_Information given_:
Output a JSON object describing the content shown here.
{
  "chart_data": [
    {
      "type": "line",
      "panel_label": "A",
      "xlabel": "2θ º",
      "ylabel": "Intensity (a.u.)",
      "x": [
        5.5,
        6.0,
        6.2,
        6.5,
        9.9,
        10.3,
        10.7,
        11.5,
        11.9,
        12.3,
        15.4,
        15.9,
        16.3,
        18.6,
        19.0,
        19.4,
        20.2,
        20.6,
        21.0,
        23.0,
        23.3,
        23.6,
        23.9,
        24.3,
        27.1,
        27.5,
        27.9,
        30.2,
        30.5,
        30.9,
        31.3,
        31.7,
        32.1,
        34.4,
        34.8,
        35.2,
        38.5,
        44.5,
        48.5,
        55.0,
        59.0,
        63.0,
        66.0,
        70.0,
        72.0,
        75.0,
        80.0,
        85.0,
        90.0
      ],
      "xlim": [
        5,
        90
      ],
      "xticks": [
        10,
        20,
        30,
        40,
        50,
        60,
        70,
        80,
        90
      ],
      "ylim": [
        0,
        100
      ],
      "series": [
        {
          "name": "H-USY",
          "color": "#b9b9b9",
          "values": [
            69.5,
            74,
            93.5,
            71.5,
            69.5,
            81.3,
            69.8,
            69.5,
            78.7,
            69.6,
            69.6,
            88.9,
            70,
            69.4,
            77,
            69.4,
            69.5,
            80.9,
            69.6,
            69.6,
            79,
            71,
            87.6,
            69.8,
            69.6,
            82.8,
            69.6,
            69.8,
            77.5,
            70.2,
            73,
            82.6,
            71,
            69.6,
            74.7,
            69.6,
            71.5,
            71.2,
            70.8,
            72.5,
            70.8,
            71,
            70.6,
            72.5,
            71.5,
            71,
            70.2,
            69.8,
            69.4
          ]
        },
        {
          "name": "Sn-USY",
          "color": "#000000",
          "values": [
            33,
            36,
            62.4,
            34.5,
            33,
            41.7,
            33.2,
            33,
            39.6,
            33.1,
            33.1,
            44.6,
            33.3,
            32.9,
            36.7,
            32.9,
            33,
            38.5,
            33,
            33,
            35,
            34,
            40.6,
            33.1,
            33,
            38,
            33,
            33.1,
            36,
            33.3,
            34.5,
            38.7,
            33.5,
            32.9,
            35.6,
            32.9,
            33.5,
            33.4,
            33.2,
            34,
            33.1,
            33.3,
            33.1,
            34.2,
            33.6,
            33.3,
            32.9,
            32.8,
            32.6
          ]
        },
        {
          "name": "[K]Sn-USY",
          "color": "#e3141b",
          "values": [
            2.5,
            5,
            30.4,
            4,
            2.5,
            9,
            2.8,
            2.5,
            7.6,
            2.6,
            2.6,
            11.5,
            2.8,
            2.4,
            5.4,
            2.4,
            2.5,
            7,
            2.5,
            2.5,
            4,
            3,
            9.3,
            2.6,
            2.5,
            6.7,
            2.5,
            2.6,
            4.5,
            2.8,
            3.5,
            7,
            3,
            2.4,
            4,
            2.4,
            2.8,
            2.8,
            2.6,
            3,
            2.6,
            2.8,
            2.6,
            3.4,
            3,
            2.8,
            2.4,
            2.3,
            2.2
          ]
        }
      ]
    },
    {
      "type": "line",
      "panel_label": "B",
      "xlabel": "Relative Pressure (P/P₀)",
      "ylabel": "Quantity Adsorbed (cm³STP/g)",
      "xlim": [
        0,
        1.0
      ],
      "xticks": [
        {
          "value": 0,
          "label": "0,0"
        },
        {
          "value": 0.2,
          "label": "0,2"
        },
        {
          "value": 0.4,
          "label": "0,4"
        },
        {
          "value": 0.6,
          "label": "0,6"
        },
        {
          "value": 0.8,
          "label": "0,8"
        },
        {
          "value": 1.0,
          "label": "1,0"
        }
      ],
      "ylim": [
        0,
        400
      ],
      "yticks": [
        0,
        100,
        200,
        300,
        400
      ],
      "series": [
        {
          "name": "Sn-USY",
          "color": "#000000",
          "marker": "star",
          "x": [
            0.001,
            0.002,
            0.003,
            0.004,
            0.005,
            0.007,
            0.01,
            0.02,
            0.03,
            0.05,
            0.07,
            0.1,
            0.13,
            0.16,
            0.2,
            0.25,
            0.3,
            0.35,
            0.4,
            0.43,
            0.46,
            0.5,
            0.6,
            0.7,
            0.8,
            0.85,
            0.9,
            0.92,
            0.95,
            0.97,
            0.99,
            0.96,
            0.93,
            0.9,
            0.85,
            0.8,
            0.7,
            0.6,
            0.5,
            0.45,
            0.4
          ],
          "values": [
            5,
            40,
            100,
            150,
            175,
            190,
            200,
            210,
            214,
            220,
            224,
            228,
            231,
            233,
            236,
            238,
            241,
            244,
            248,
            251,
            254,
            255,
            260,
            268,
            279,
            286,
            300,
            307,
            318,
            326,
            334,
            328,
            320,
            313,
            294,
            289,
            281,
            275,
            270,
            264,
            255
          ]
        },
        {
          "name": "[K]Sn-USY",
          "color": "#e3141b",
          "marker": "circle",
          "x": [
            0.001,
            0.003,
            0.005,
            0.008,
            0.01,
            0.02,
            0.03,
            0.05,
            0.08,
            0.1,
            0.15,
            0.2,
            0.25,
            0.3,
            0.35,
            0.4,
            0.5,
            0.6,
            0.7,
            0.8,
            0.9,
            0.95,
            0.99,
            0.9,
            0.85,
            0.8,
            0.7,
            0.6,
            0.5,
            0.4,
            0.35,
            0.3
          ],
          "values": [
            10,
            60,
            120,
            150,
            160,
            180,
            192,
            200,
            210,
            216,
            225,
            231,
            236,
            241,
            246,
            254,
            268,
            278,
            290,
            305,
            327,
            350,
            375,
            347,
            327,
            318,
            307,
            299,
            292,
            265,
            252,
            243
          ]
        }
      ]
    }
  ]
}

_Goal_: Collect each line above holding the string "xlabel".

_Answer in full_:
      "xlabel": "2θ º",
      "xlabel": "Relative Pressure (P/P₀)",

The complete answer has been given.